Write out the entries again, beginning at the line that has "- verified-badge-icon: [449, 111, 479, 141]" and stopping after the line that has "- avatar-photo: [118, 304, 198, 384]", with "retweet-button" swapped for "repost-button" and nothing else changed.

Raw records start

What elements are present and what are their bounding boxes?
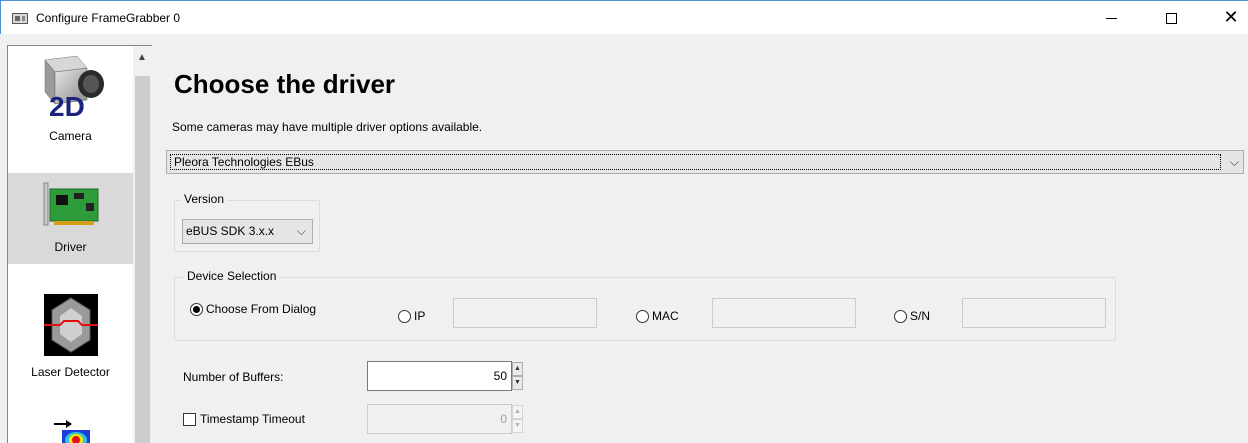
radio-indicator: [398, 309, 411, 323]
timestamp-timeout-input[interactable]: 0: [367, 404, 512, 434]
buffers-label: Number of Buffers:: [183, 370, 284, 384]
radio-indicator: [894, 309, 907, 323]
checkbox-label: Timestamp Timeout: [200, 412, 305, 426]
camera-2d-icon: 2D: [44, 55, 104, 122]
driver-select[interactable]: Pleora Technologies EBus ⌵: [166, 150, 1244, 174]
window-title: Configure FrameGrabber 0: [36, 11, 181, 25]
radio-label: IP: [414, 309, 426, 323]
sidebar-item-driver[interactable]: Driver: [8, 173, 133, 264]
radio-label: S/N: [910, 309, 931, 323]
mac-address-field[interactable]: [712, 298, 856, 328]
close-icon: ✕: [1223, 7, 1239, 28]
close-button[interactable]: ✕: [1208, 1, 1248, 35]
scroll-up-arrow-icon[interactable]: ▲: [137, 52, 147, 63]
laser-detector-icon: [44, 294, 98, 356]
page-description: Some cameras may have multiple driver op…: [172, 120, 483, 134]
version-select-value: eBUS SDK 3.x.x: [186, 224, 275, 238]
checkbox-indicator: [183, 412, 196, 426]
radio-ip[interactable]: IP: [398, 309, 425, 323]
version-group-label: Version: [181, 192, 228, 206]
sidebar-item-label: Camera: [49, 129, 92, 143]
radio-label: Choose From Dialog: [206, 302, 317, 316]
chevron-down-icon: ⌵: [296, 224, 306, 238]
sidebar-item-laser-detector[interactable]: Laser Detector: [8, 264, 133, 388]
sidebar-item-label: Driver: [54, 240, 87, 254]
maximize-icon: [1165, 12, 1177, 24]
buffers-spinner[interactable]: ▲ ▼: [512, 362, 523, 392]
version-select[interactable]: eBUS SDK 3.x.x ⌵: [182, 219, 313, 244]
spin-up-icon[interactable]: ▲: [512, 362, 523, 376]
sidebar: 2D Camera Driver Laser Detector ▲: [7, 45, 152, 443]
page-title: Choose the driver: [174, 69, 396, 99]
svg-text:2D: 2D: [49, 91, 85, 122]
chevron-down-icon: ⌵: [1229, 155, 1239, 169]
minimize-icon: [1105, 17, 1117, 19]
device-selection-group-label: Device Selection: [184, 269, 280, 283]
timestamp-timeout-checkbox[interactable]: Timestamp Timeout: [183, 412, 305, 426]
radio-choose-from-dialog[interactable]: Choose From Dialog: [190, 302, 316, 316]
main-panel: Choose the driver Some cameras may have …: [152, 45, 1248, 443]
driver-select-value: Pleora Technologies EBus: [170, 154, 1221, 170]
radio-serial-number[interactable]: S/N: [894, 309, 930, 323]
spin-down-icon[interactable]: ▼: [512, 419, 523, 433]
maximize-button[interactable]: [1148, 1, 1194, 35]
radio-indicator: [190, 302, 203, 316]
serial-number-field[interactable]: [962, 298, 1106, 328]
sidebar-item-heatmap[interactable]: [8, 388, 133, 443]
buffers-input[interactable]: 50: [367, 361, 512, 391]
timestamp-timeout-spinner[interactable]: ▲ ▼: [512, 405, 523, 435]
minimize-button[interactable]: [1088, 1, 1134, 35]
scrollbar-thumb[interactable]: [135, 76, 150, 443]
spin-down-icon[interactable]: ▼: [512, 376, 523, 390]
sidebar-scrollbar[interactable]: ▲: [133, 46, 152, 443]
sidebar-item-label: Laser Detector: [31, 365, 110, 379]
spin-up-icon[interactable]: ▲: [512, 405, 523, 419]
radio-mac[interactable]: MAC: [636, 309, 679, 323]
radio-indicator: [636, 309, 649, 323]
title-bar[interactable]: Configure FrameGrabber 0 ✕: [0, 0, 1248, 34]
sidebar-item-camera[interactable]: 2D Camera: [8, 46, 133, 173]
heatmap-arrow-icon: [54, 420, 90, 443]
ip-address-field[interactable]: [453, 298, 597, 328]
radio-label: MAC: [652, 309, 679, 323]
app-window-icon: [12, 13, 28, 24]
pci-card-icon: [43, 182, 99, 226]
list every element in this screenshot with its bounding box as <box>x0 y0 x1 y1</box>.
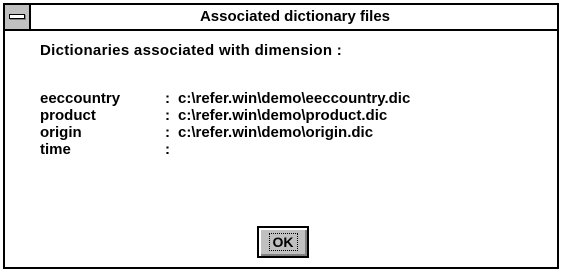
dimension-name: time <box>40 141 71 158</box>
separator: : <box>165 141 170 158</box>
dimension-name: product <box>40 107 96 124</box>
ok-button-label: OK <box>268 233 298 251</box>
dictionaries-heading: Dictionaries associated with dimension : <box>40 42 343 59</box>
ok-button[interactable]: OK <box>257 226 309 258</box>
separator: : <box>165 90 170 107</box>
dictionary-path: c:\refer.win\demo\origin.dic <box>178 124 374 141</box>
dimension-name: eeccountry <box>40 90 121 107</box>
window-title: Associated dictionary files <box>199 8 391 25</box>
dictionary-path: c:\refer.win\demo\product.dic <box>178 107 388 124</box>
title-bar: Associated dictionary files <box>5 5 557 31</box>
system-menu-icon[interactable] <box>5 5 31 29</box>
dimension-name: origin <box>40 124 82 141</box>
dictionary-path: c:\refer.win\demo\eeccountry.dic <box>178 90 411 107</box>
dialog-window: Associated dictionary files Dictionaries… <box>3 3 559 269</box>
separator: : <box>165 107 170 124</box>
system-menu-bar-glyph <box>9 14 25 19</box>
separator: : <box>165 124 170 141</box>
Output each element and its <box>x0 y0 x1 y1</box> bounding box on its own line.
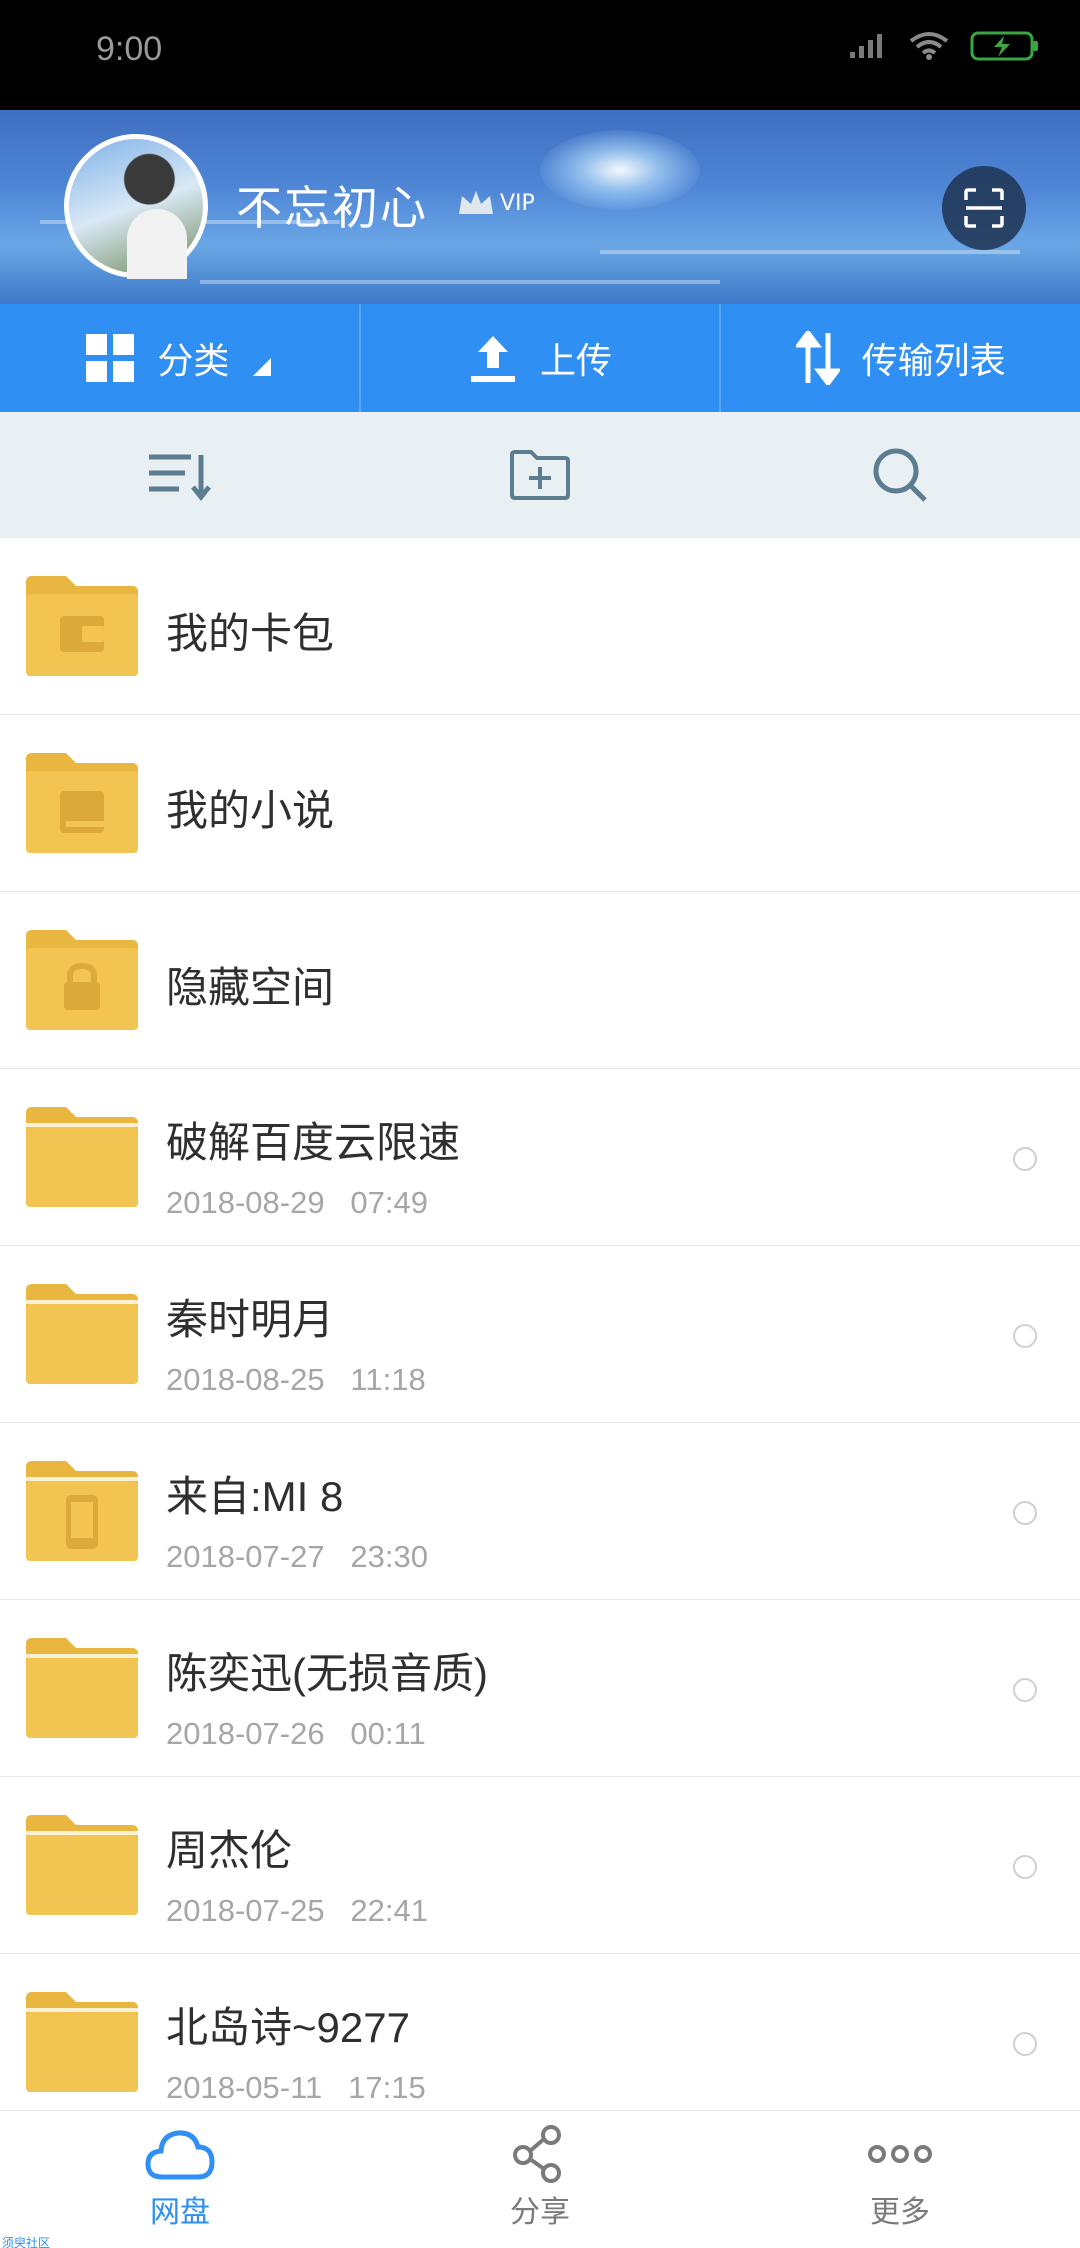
item-name: 北岛诗~9277 <box>166 2004 410 2051</box>
item-name: 我的小说 <box>166 787 335 834</box>
signal-icon <box>850 34 882 58</box>
list-item[interactable]: 秦时明月 2018-08-25 11:18 <box>0 1246 1080 1423</box>
folder-icon <box>26 1284 138 1384</box>
list-item[interactable]: 破解百度云限速 2018-08-29 07:49 <box>0 1069 1080 1246</box>
username[interactable]: 不忘初心 <box>236 172 428 238</box>
nav-cloud-label: 网盘 <box>150 2195 210 2230</box>
tab-transfer-label: 传输列表 <box>861 341 1006 382</box>
select-checkbox[interactable] <box>1013 1678 1037 1702</box>
nav-more-label: 更多 <box>870 2195 930 2230</box>
folder-icon <box>26 1107 138 1207</box>
tab-upload-label: 上传 <box>540 341 613 382</box>
action-tabs: 分类 上传 传输列表 <box>0 304 1080 412</box>
scan-icon <box>964 188 1004 228</box>
tab-category-label: 分类 <box>157 341 230 382</box>
lock-folder-icon <box>26 930 138 1030</box>
select-checkbox[interactable] <box>1013 1855 1037 1879</box>
item-name: 隐藏空间 <box>166 964 335 1011</box>
folder-icon <box>26 1992 138 2092</box>
cloud-icon <box>145 2130 215 2180</box>
vip-badge[interactable]: VIP <box>456 188 535 218</box>
nav-more[interactable]: 更多 <box>720 2111 1080 2248</box>
banner-sun-glow <box>540 130 700 210</box>
list-item[interactable]: 我的小说 <box>0 715 1080 892</box>
tab-category[interactable]: 分类 <box>0 304 361 412</box>
wallet-folder-icon <box>26 576 138 676</box>
new-folder-button[interactable] <box>360 412 720 538</box>
nav-share-label: 分享 <box>510 2195 570 2230</box>
select-checkbox[interactable] <box>1013 1501 1037 1525</box>
search-button[interactable] <box>720 412 1080 538</box>
sort-icon <box>149 454 211 501</box>
status-bar: 9:00 <box>0 0 1080 110</box>
folder-icon <box>26 1638 138 1738</box>
item-name: 陈奕迅(无损音质) <box>166 1650 488 1697</box>
file-list: 我的卡包 我的小说 隐藏空间 破解百度云限速 2018-08-29 07:49 <box>0 538 1080 2110</box>
battery-icon <box>970 31 1038 61</box>
avatar[interactable] <box>64 134 208 279</box>
list-item[interactable]: 来自:MI 8 2018-07-27 23:30 <box>0 1423 1080 1600</box>
select-checkbox[interactable] <box>1013 2032 1037 2056</box>
sort-button[interactable] <box>0 412 360 538</box>
item-name: 周杰伦 <box>166 1827 293 1874</box>
upload-icon <box>471 336 515 382</box>
scan-button[interactable] <box>942 166 1026 250</box>
crown-icon <box>459 191 493 214</box>
nav-share[interactable]: 分享 <box>360 2111 720 2248</box>
grid-icon <box>86 334 135 382</box>
avatar-figure <box>127 209 187 279</box>
dropdown-corner-icon <box>253 358 272 376</box>
status-time: 9:00 <box>96 30 163 68</box>
transfer-icon <box>795 331 840 385</box>
select-checkbox[interactable] <box>1013 1147 1037 1171</box>
wifi-icon <box>909 32 949 60</box>
list-item[interactable]: 北岛诗~9277 2018-05-11 17:15 <box>0 1954 1080 2110</box>
nav-cloud-disk[interactable]: 网盘 <box>0 2111 360 2248</box>
item-name: 来自:MI 8 <box>166 1473 344 1520</box>
watermark: 须臾社区 <box>2 2236 51 2248</box>
item-name: 破解百度云限速 <box>166 1119 461 1166</box>
share-icon <box>513 2125 561 2183</box>
select-checkbox[interactable] <box>1013 1324 1037 1348</box>
list-item[interactable]: 我的卡包 <box>0 538 1080 715</box>
folder-icon <box>26 1815 138 1915</box>
vip-label: VIP <box>500 190 535 216</box>
item-date: 2018-07-25 22:41 <box>166 1893 428 1928</box>
list-item[interactable]: 隐藏空间 <box>0 892 1080 1069</box>
book-folder-icon <box>26 753 138 853</box>
item-name: 秦时明月 <box>166 1296 335 1343</box>
file-toolbar <box>0 412 1080 538</box>
profile-header: 不忘初心 VIP <box>0 110 1080 304</box>
item-date: 2018-05-11 17:15 <box>166 2070 426 2105</box>
tab-upload[interactable]: 上传 <box>361 304 722 412</box>
phone-folder-icon <box>26 1461 138 1561</box>
bottom-nav: 网盘 分享 更多 <box>0 2110 1080 2248</box>
item-date: 2018-08-29 07:49 <box>166 1185 428 1220</box>
more-icon <box>868 2145 932 2163</box>
item-date: 2018-07-27 23:30 <box>166 1539 428 1574</box>
item-name: 我的卡包 <box>166 610 335 657</box>
banner-wave <box>200 280 720 284</box>
status-icons <box>848 30 1040 62</box>
tab-transfer-list[interactable]: 传输列表 <box>721 304 1080 412</box>
item-date: 2018-07-26 00:11 <box>166 1716 426 1751</box>
list-item[interactable]: 陈奕迅(无损音质) 2018-07-26 00:11 <box>0 1600 1080 1777</box>
search-icon <box>873 448 927 502</box>
new-folder-icon <box>510 450 570 500</box>
list-item[interactable]: 周杰伦 2018-07-25 22:41 <box>0 1777 1080 1954</box>
banner-wave <box>600 250 1020 254</box>
item-date: 2018-08-25 11:18 <box>166 1362 426 1397</box>
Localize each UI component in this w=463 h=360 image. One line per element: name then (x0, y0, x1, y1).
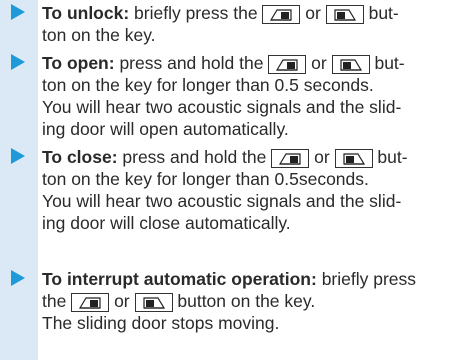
instruction-text: briefly press the (129, 3, 263, 23)
instruction-text: the (42, 291, 72, 311)
bullet-arrow-icon (11, 148, 25, 164)
instruction-line: To interrupt automatic operation: briefl… (42, 268, 416, 290)
bullet-arrow-icon (11, 270, 25, 286)
instruction-text: or (300, 3, 326, 23)
sliding-door-left-key-icon (262, 5, 301, 24)
instruction-text: or (306, 53, 332, 73)
instruction-text: button on the key. (172, 291, 316, 311)
instruction-text: briefly press (316, 269, 417, 289)
instruction-text: but- (372, 147, 408, 167)
instruction-line: The sliding door stops moving. (42, 313, 280, 333)
instruction-line: ing door will open automatically. (42, 119, 289, 139)
bullet-arrow-icon (11, 54, 25, 70)
instruction-text: but- (363, 3, 399, 23)
instruction-line: To unlock: briefly press the or but- (42, 2, 399, 24)
instruction-text: press and hold the (117, 147, 272, 167)
instruction-line: You will hear two acoustic signals and t… (42, 191, 402, 211)
sliding-door-left-key-icon (271, 149, 310, 168)
instruction-text: or (309, 147, 335, 167)
instruction-text: press and hold the (114, 53, 269, 73)
instruction-lead: To open: (42, 53, 115, 73)
sliding-door-left-key-icon (268, 55, 307, 74)
sliding-door-left-key-icon (71, 293, 110, 312)
instruction-line: To close: press and hold the or but- (42, 146, 408, 168)
instruction-line: ton on the key for longer than 0.5second… (42, 169, 369, 189)
instruction-line: To open: press and hold the or but- (42, 52, 405, 74)
sliding-door-right-key-icon (325, 5, 364, 24)
instruction-text: or (109, 291, 135, 311)
sliding-door-right-key-icon (331, 55, 370, 74)
instruction-lead: To unlock: (42, 3, 130, 23)
sliding-door-right-key-icon (334, 149, 373, 168)
sliding-door-right-key-icon (134, 293, 173, 312)
instruction-line: You will hear two acoustic signals and t… (42, 97, 402, 117)
instruction-line: ing door will close automatically. (42, 213, 291, 233)
instruction-line: the or button on the key. (42, 290, 315, 312)
instruction-lead: To close: (42, 147, 118, 167)
instruction-lead: To interrupt automatic operation: (42, 269, 317, 289)
instruction-line: ton on the key for longer than 0.5 secon… (42, 75, 374, 95)
instruction-line: ton on the key. (42, 25, 156, 45)
bullet-arrow-icon (11, 4, 25, 20)
instruction-page: To unlock: briefly press the or but- ton… (0, 0, 463, 360)
instruction-text: but- (369, 53, 405, 73)
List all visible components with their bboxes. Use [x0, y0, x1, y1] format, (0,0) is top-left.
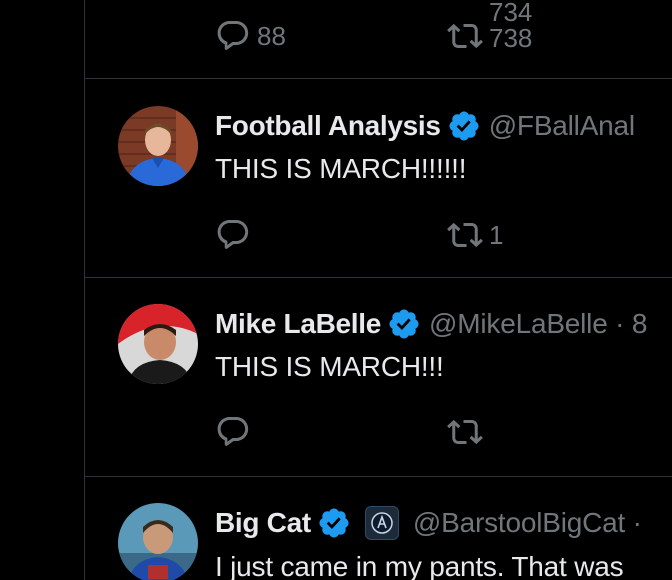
- verified-badge-icon: [449, 111, 479, 141]
- author-name[interactable]: Football Analysis: [215, 110, 441, 142]
- avatar[interactable]: [118, 304, 198, 384]
- verified-badge-icon: [389, 309, 419, 339]
- left-gutter: [0, 0, 84, 580]
- retweet-button[interactable]: 1: [447, 217, 503, 253]
- avatar-photo: [118, 304, 198, 384]
- tweet-text: I just came in my pants. That was: [215, 551, 624, 580]
- author-name[interactable]: Big Cat: [215, 507, 311, 539]
- retweet-button[interactable]: 734 738: [447, 0, 533, 54]
- retweet-icon: [447, 419, 483, 445]
- affiliate-badge-icon[interactable]: [364, 506, 399, 540]
- reply-button[interactable]: [215, 217, 257, 253]
- reply-button[interactable]: 88: [215, 18, 286, 54]
- author-line: Football Analysis @FBallAnal: [215, 106, 635, 146]
- retweet-count-ticker: 734 738: [489, 0, 533, 53]
- reply-icon: [217, 21, 249, 50]
- reply-button[interactable]: [215, 414, 257, 450]
- avatar-photo: [118, 106, 198, 186]
- tweet-text: THIS IS MARCH!!!!!!: [215, 153, 467, 184]
- author-handle[interactable]: @MikeLaBelle · 8: [429, 308, 647, 340]
- retweet-count: 1: [489, 219, 504, 250]
- reply-icon: [217, 220, 249, 249]
- verified-badge-icon: [319, 508, 349, 538]
- tweet-2[interactable]: Football Analysis @FBallAnal THIS IS MAR…: [85, 79, 672, 277]
- retweet-button[interactable]: [447, 414, 489, 450]
- retweet-count-new: 738: [489, 23, 533, 53]
- avatar-photo: [118, 503, 198, 580]
- timeline-feed: 88 734 738 Football Analysis @FBallAnal …: [84, 0, 672, 580]
- author-handle[interactable]: @FBallAnal: [489, 110, 635, 142]
- avatar[interactable]: [118, 106, 198, 186]
- tweet-1[interactable]: 88 734 738: [85, 0, 672, 78]
- author-handle[interactable]: @BarstoolBigCat ·: [413, 507, 642, 539]
- tweet-3[interactable]: Mike LaBelle @MikeLaBelle · 8 THIS IS MA…: [85, 278, 672, 476]
- reply-count: 88: [257, 20, 286, 51]
- author-line: Mike LaBelle @MikeLaBelle · 8: [215, 304, 647, 344]
- author-name[interactable]: Mike LaBelle: [215, 308, 381, 340]
- tweet-4[interactable]: Big Cat @BarstoolBigCat · I just came in…: [85, 477, 672, 580]
- avatar[interactable]: [118, 503, 198, 580]
- retweet-icon: [447, 23, 483, 49]
- author-line: Big Cat @BarstoolBigCat ·: [215, 503, 642, 543]
- tweet-text: THIS IS MARCH!!!: [215, 351, 444, 382]
- reply-icon: [217, 417, 249, 446]
- retweet-count-old: 734: [489, 0, 533, 27]
- retweet-icon: [447, 222, 483, 248]
- barstool-logo-icon: [371, 512, 393, 534]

Raw records end

Task answer:
- verified-badge-icon: [449, 111, 479, 141]
- author-name[interactable]: Football Analysis: [215, 110, 441, 142]
- avatar[interactable]: [118, 304, 198, 384]
- verified-badge-icon: [389, 309, 419, 339]
- left-gutter: [0, 0, 84, 580]
- repost-button[interactable]: 1: [447, 217, 503, 253]
- avatar-photo: [118, 304, 198, 384]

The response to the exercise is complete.